__To be done__
Find every line with the word "KIIT". Copy those lines.
::: Records :::
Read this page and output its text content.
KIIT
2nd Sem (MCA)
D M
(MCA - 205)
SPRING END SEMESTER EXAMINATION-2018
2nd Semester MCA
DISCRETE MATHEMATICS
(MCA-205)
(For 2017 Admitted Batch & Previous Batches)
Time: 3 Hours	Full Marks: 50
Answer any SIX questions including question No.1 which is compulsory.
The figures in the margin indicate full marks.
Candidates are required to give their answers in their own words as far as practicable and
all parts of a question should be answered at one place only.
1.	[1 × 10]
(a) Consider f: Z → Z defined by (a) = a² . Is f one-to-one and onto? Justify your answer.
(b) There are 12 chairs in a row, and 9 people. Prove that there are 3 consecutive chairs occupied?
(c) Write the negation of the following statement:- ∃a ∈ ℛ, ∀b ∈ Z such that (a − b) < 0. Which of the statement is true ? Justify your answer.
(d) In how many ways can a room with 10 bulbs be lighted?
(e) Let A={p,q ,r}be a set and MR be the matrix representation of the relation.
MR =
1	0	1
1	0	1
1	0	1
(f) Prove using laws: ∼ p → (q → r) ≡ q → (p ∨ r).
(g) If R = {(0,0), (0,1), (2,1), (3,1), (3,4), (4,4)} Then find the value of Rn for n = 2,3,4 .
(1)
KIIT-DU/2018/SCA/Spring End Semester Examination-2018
:::
__Exercise result__
KIIT
KIIT-DU/2018/SCA/Spring End Semester Examination-2018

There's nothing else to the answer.